**INPUT FOR THIS TASK**
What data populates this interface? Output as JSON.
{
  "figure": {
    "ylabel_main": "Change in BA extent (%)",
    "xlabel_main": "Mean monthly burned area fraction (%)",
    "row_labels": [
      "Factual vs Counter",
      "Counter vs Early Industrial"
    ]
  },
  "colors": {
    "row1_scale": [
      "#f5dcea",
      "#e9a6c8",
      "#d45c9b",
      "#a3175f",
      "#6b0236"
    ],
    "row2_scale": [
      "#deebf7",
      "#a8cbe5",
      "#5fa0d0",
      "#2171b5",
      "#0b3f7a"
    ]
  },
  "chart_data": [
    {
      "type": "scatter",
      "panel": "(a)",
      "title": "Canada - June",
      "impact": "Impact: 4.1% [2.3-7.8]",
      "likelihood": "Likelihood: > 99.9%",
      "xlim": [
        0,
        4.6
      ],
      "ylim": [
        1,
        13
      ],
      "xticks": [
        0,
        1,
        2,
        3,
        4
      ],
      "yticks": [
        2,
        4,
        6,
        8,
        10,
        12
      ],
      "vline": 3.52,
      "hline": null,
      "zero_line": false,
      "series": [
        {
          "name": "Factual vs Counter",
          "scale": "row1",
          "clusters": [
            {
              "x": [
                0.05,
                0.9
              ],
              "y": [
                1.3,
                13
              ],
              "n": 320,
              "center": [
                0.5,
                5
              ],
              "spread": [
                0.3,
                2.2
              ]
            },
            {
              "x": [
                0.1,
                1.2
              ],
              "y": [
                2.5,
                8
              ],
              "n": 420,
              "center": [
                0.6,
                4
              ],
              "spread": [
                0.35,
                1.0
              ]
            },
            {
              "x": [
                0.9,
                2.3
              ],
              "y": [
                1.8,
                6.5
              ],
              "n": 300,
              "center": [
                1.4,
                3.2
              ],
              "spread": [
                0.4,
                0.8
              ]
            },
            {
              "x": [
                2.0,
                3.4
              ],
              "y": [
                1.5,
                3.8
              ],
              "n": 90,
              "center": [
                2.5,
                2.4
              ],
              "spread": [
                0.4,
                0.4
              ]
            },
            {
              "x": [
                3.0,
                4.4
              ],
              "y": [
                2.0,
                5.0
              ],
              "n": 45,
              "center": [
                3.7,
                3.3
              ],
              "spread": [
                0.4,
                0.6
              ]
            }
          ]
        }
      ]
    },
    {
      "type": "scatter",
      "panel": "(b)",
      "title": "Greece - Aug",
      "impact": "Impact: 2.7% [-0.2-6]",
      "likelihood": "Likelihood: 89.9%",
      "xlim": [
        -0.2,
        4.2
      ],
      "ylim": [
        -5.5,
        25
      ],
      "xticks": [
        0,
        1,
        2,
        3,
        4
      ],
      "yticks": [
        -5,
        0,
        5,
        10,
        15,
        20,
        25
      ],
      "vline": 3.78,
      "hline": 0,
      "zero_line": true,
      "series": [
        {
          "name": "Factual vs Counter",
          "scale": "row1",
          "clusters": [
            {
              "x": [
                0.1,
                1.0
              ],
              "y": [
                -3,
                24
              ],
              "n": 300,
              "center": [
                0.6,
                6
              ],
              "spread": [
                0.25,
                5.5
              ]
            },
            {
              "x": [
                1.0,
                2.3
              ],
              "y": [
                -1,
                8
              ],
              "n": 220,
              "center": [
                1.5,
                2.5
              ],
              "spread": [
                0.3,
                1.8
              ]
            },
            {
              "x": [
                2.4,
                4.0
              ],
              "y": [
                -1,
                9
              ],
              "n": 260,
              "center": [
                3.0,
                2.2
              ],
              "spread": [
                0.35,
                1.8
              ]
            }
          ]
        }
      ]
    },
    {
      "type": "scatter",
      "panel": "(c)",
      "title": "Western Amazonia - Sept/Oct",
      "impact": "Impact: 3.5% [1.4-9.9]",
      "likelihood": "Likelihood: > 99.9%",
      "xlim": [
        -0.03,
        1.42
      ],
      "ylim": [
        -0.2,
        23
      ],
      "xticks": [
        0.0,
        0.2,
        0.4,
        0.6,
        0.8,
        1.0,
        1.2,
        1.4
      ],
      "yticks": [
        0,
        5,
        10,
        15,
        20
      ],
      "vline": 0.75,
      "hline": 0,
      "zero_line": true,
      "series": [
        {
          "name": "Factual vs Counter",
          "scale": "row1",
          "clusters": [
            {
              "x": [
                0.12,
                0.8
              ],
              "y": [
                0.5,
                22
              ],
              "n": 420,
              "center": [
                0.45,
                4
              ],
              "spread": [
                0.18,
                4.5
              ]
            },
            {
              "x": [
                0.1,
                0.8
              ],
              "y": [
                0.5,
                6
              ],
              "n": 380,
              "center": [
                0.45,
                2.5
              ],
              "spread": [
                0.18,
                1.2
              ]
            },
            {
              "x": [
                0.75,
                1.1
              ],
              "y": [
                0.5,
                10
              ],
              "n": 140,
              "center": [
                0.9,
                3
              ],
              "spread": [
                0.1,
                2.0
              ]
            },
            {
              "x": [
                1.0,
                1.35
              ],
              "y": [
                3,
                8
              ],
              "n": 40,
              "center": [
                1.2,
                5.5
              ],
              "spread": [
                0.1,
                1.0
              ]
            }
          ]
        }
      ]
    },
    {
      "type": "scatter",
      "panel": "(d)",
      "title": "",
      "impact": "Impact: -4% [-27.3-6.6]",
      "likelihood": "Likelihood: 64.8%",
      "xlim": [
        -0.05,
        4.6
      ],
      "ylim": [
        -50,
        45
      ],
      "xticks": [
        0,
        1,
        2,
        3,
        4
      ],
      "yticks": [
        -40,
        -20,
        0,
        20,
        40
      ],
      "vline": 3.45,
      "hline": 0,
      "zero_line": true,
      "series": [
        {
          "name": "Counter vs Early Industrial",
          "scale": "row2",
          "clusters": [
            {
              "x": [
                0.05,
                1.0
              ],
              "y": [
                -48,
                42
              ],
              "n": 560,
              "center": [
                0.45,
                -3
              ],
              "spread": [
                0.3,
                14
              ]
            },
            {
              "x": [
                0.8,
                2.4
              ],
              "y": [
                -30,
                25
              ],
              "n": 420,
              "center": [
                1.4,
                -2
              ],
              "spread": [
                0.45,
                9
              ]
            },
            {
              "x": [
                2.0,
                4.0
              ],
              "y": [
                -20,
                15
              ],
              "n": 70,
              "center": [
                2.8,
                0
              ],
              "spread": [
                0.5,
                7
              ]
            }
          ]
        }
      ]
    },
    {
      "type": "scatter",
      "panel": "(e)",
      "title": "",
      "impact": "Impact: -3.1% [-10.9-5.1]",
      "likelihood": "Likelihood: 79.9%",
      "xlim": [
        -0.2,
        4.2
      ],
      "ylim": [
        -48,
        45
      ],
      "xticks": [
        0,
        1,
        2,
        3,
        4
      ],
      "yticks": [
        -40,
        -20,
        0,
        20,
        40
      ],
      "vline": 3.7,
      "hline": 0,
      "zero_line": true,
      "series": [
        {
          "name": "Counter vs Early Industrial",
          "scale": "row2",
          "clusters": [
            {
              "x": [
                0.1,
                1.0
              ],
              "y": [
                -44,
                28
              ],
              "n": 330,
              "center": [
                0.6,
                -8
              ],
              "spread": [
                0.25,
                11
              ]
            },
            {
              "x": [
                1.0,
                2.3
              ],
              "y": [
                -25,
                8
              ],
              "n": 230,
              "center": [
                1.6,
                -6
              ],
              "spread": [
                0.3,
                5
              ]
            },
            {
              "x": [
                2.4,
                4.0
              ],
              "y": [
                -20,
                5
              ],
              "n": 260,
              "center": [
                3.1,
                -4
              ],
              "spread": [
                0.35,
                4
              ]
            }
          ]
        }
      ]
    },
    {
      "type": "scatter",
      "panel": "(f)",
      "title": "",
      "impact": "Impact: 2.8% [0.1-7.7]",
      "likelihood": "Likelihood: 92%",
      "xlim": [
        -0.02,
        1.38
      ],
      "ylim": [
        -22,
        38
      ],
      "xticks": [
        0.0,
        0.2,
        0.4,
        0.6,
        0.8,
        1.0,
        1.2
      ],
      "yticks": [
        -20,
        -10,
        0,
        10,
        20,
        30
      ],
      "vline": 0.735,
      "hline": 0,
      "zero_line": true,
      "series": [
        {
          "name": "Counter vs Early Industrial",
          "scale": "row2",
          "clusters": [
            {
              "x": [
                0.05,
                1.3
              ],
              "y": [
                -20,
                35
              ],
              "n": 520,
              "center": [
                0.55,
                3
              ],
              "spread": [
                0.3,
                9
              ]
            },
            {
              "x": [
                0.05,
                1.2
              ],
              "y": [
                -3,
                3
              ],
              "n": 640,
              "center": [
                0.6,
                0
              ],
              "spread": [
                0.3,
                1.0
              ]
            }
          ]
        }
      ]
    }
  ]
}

**PROBLEM TO SOLVE**
Reproduce every line of the listing above in which the string "panel" appears.

**EXERCISE SOLUTION**
      "panel": "(a)",
      "panel": "(b)",
      "panel": "(c)",
      "panel": "(d)",
      "panel": "(e)",
      "panel": "(f)",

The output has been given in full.